◆ **Your instructions**
Make an exact copy of each entry, leaving out every picture.

——————————

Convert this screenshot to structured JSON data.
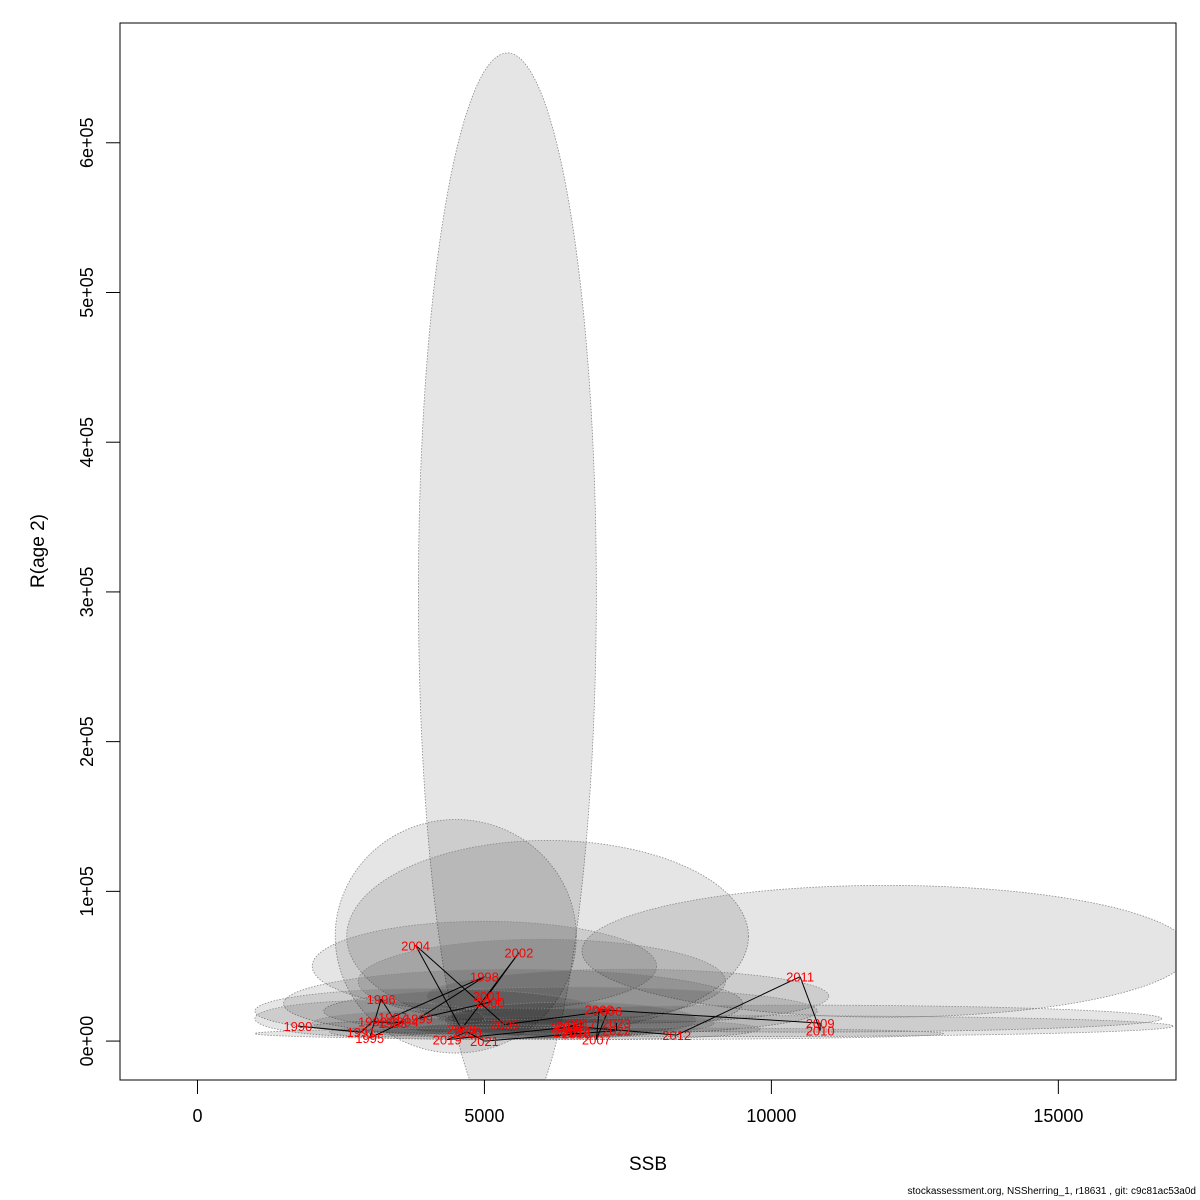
{
  "chart_data": {
    "type": "scatter",
    "title": "",
    "xlabel": "SSB",
    "ylabel": "R(age 2)",
    "xlim": [
      -1350,
      17050
    ],
    "ylim": [
      -26000,
      680000
    ],
    "x_ticks": [
      {
        "value": 0,
        "label": "0"
      },
      {
        "value": 5000,
        "label": "5000"
      },
      {
        "value": 10000,
        "label": "10000"
      },
      {
        "value": 15000,
        "label": "15000"
      }
    ],
    "y_ticks": [
      {
        "value": 0,
        "label": "0e+00"
      },
      {
        "value": 100000,
        "label": "1e+05"
      },
      {
        "value": 200000,
        "label": "2e+05"
      },
      {
        "value": 300000,
        "label": "3e+05"
      },
      {
        "value": 400000,
        "label": "4e+05"
      },
      {
        "value": 500000,
        "label": "5e+05"
      },
      {
        "value": 600000,
        "label": "6e+05"
      }
    ],
    "points": [
      {
        "year": "1990",
        "x": 1750,
        "y": 10000
      },
      {
        "year": "1991",
        "x": 2850,
        "y": 6000
      },
      {
        "year": "1992",
        "x": 3050,
        "y": 13000
      },
      {
        "year": "1993",
        "x": 3400,
        "y": 12000
      },
      {
        "year": "1994",
        "x": 3600,
        "y": 13000
      },
      {
        "year": "1995",
        "x": 3000,
        "y": 2000
      },
      {
        "year": "1996",
        "x": 3200,
        "y": 28000
      },
      {
        "year": "1997",
        "x": 3400,
        "y": 16000
      },
      {
        "year": "1998",
        "x": 5000,
        "y": 43000
      },
      {
        "year": "1999",
        "x": 3850,
        "y": 15000
      },
      {
        "year": "2000",
        "x": 5100,
        "y": 26000
      },
      {
        "year": "2001",
        "x": 5050,
        "y": 30000
      },
      {
        "year": "2002",
        "x": 5600,
        "y": 59000
      },
      {
        "year": "2003",
        "x": 4600,
        "y": 8000
      },
      {
        "year": "2004",
        "x": 3800,
        "y": 64000
      },
      {
        "year": "2005",
        "x": 5350,
        "y": 11000
      },
      {
        "year": "2006",
        "x": 7150,
        "y": 20000
      },
      {
        "year": "2007",
        "x": 6950,
        "y": 1000
      },
      {
        "year": "2008",
        "x": 7000,
        "y": 21000
      },
      {
        "year": "2009",
        "x": 10850,
        "y": 12000
      },
      {
        "year": "2010",
        "x": 10850,
        "y": 7000
      },
      {
        "year": "2011",
        "x": 10500,
        "y": 43000
      },
      {
        "year": "2012",
        "x": 8350,
        "y": 4000
      },
      {
        "year": "2013",
        "x": 6500,
        "y": 10000
      },
      {
        "year": "2014",
        "x": 6600,
        "y": 7000
      },
      {
        "year": "2015",
        "x": 6450,
        "y": 6000
      },
      {
        "year": "2016",
        "x": 6600,
        "y": 5000
      },
      {
        "year": "2017",
        "x": 6700,
        "y": 12000
      },
      {
        "year": "2018",
        "x": 6400,
        "y": 9000
      },
      {
        "year": "2019",
        "x": 4350,
        "y": 1000
      },
      {
        "year": "2020",
        "x": 4700,
        "y": 6000
      },
      {
        "year": "2021",
        "x": 5000,
        "y": 0
      },
      {
        "year": "2022",
        "x": 7300,
        "y": 7000
      },
      {
        "year": "2023",
        "x": 7300,
        "y": 12000
      }
    ],
    "ellipses": [
      {
        "cx": 5400,
        "cy": 300000,
        "rx": 1550,
        "ry": 360000
      },
      {
        "cx": 4500,
        "cy": 70000,
        "rx": 2100,
        "ry": 78000
      },
      {
        "cx": 6100,
        "cy": 70000,
        "rx": 3500,
        "ry": 64000
      },
      {
        "cx": 12000,
        "cy": 60000,
        "rx": 5300,
        "ry": 44000
      },
      {
        "cx": 5000,
        "cy": 50000,
        "rx": 3000,
        "ry": 30000
      },
      {
        "cx": 6000,
        "cy": 40000,
        "rx": 3200,
        "ry": 28000
      },
      {
        "cx": 5500,
        "cy": 25000,
        "rx": 4000,
        "ry": 23000
      },
      {
        "cx": 7500,
        "cy": 30000,
        "rx": 3500,
        "ry": 18000
      },
      {
        "cx": 6500,
        "cy": 20000,
        "rx": 4300,
        "ry": 16000
      },
      {
        "cx": 10500,
        "cy": 15000,
        "rx": 6300,
        "ry": 9000
      },
      {
        "cx": 9500,
        "cy": 10000,
        "rx": 7500,
        "ry": 7000
      },
      {
        "cx": 4000,
        "cy": 20000,
        "rx": 3000,
        "ry": 15000
      },
      {
        "cx": 3000,
        "cy": 15000,
        "rx": 2000,
        "ry": 12000
      },
      {
        "cx": 5500,
        "cy": 12000,
        "rx": 3500,
        "ry": 10000
      },
      {
        "cx": 6800,
        "cy": 8000,
        "rx": 3000,
        "ry": 7000
      },
      {
        "cx": 4800,
        "cy": 6000,
        "rx": 2500,
        "ry": 5000
      },
      {
        "cx": 6500,
        "cy": 14000,
        "rx": 2200,
        "ry": 12000
      },
      {
        "cx": 7000,
        "cy": 5000,
        "rx": 6000,
        "ry": 4000
      }
    ],
    "grid": false,
    "legend": "none"
  },
  "footer_text": "stockassessment.org, NSSherring_1, r18631 , git: c9c81ac53a0d"
}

——————————

◆ **Answer for this exercise**
Convert this screenshot to structured JSON data.
{
  "chart_data": {
    "type": "scatter",
    "title": "",
    "xlabel": "SSB",
    "ylabel": "R(age 2)",
    "xlim": [
      -1350,
      17050
    ],
    "ylim": [
      -26000,
      680000
    ],
    "x_ticks": [
      {
        "value": 0,
        "label": "0"
      },
      {
        "value": 5000,
        "label": "5000"
      },
      {
        "value": 10000,
        "label": "10000"
      },
      {
        "value": 15000,
        "label": "15000"
      }
    ],
    "y_ticks": [
      {
        "value": 0,
        "label": "0e+00"
      },
      {
        "value": 100000,
        "label": "1e+05"
      },
      {
        "value": 200000,
        "label": "2e+05"
      },
      {
        "value": 300000,
        "label": "3e+05"
      },
      {
        "value": 400000,
        "label": "4e+05"
      },
      {
        "value": 500000,
        "label": "5e+05"
      },
      {
        "value": 600000,
        "label": "6e+05"
      }
    ],
    "points": [
      {
        "year": "1990",
        "x": 1750,
        "y": 10000
      },
      {
        "year": "1991",
        "x": 2850,
        "y": 6000
      },
      {
        "year": "1992",
        "x": 3050,
        "y": 13000
      },
      {
        "year": "1993",
        "x": 3400,
        "y": 12000
      },
      {
        "year": "1994",
        "x": 3600,
        "y": 13000
      },
      {
        "year": "1995",
        "x": 3000,
        "y": 2000
      },
      {
        "year": "1996",
        "x": 3200,
        "y": 28000
      },
      {
        "year": "1997",
        "x": 3400,
        "y": 16000
      },
      {
        "year": "1998",
        "x": 5000,
        "y": 43000
      },
      {
        "year": "1999",
        "x": 3850,
        "y": 15000
      },
      {
        "year": "2000",
        "x": 5100,
        "y": 26000
      },
      {
        "year": "2001",
        "x": 5050,
        "y": 30000
      },
      {
        "year": "2002",
        "x": 5600,
        "y": 59000
      },
      {
        "year": "2003",
        "x": 4600,
        "y": 8000
      },
      {
        "year": "2004",
        "x": 3800,
        "y": 64000
      },
      {
        "year": "2005",
        "x": 5350,
        "y": 11000
      },
      {
        "year": "2006",
        "x": 7150,
        "y": 20000
      },
      {
        "year": "2007",
        "x": 6950,
        "y": 1000
      },
      {
        "year": "2008",
        "x": 7000,
        "y": 21000
      },
      {
        "year": "2009",
        "x": 10850,
        "y": 12000
      },
      {
        "year": "2010",
        "x": 10850,
        "y": 7000
      },
      {
        "year": "2011",
        "x": 10500,
        "y": 43000
      },
      {
        "year": "2012",
        "x": 8350,
        "y": 4000
      },
      {
        "year": "2013",
        "x": 6500,
        "y": 10000
      },
      {
        "year": "2014",
        "x": 6600,
        "y": 7000
      },
      {
        "year": "2015",
        "x": 6450,
        "y": 6000
      },
      {
        "year": "2016",
        "x": 6600,
        "y": 5000
      },
      {
        "year": "2017",
        "x": 6700,
        "y": 12000
      },
      {
        "year": "2018",
        "x": 6400,
        "y": 9000
      },
      {
        "year": "2019",
        "x": 4350,
        "y": 1000
      },
      {
        "year": "2020",
        "x": 4700,
        "y": 6000
      },
      {
        "year": "2021",
        "x": 5000,
        "y": 0
      },
      {
        "year": "2022",
        "x": 7300,
        "y": 7000
      },
      {
        "year": "2023",
        "x": 7300,
        "y": 12000
      }
    ],
    "ellipses": [
      {
        "cx": 5400,
        "cy": 300000,
        "rx": 1550,
        "ry": 360000
      },
      {
        "cx": 4500,
        "cy": 70000,
        "rx": 2100,
        "ry": 78000
      },
      {
        "cx": 6100,
        "cy": 70000,
        "rx": 3500,
        "ry": 64000
      },
      {
        "cx": 12000,
        "cy": 60000,
        "rx": 5300,
        "ry": 44000
      },
      {
        "cx": 5000,
        "cy": 50000,
        "rx": 3000,
        "ry": 30000
      },
      {
        "cx": 6000,
        "cy": 40000,
        "rx": 3200,
        "ry": 28000
      },
      {
        "cx": 5500,
        "cy": 25000,
        "rx": 4000,
        "ry": 23000
      },
      {
        "cx": 7500,
        "cy": 30000,
        "rx": 3500,
        "ry": 18000
      },
      {
        "cx": 6500,
        "cy": 20000,
        "rx": 4300,
        "ry": 16000
      },
      {
        "cx": 10500,
        "cy": 15000,
        "rx": 6300,
        "ry": 9000
      },
      {
        "cx": 9500,
        "cy": 10000,
        "rx": 7500,
        "ry": 7000
      },
      {
        "cx": 4000,
        "cy": 20000,
        "rx": 3000,
        "ry": 15000
      },
      {
        "cx": 3000,
        "cy": 15000,
        "rx": 2000,
        "ry": 12000
      },
      {
        "cx": 5500,
        "cy": 12000,
        "rx": 3500,
        "ry": 10000
      },
      {
        "cx": 6800,
        "cy": 8000,
        "rx": 3000,
        "ry": 7000
      },
      {
        "cx": 4800,
        "cy": 6000,
        "rx": 2500,
        "ry": 5000
      },
      {
        "cx": 6500,
        "cy": 14000,
        "rx": 2200,
        "ry": 12000
      },
      {
        "cx": 7000,
        "cy": 5000,
        "rx": 6000,
        "ry": 4000
      }
    ],
    "grid": false,
    "legend": "none"
  },
  "footer_text": "stockassessment.org, NSSherring_1, r18631 , git: c9c81ac53a0d"
}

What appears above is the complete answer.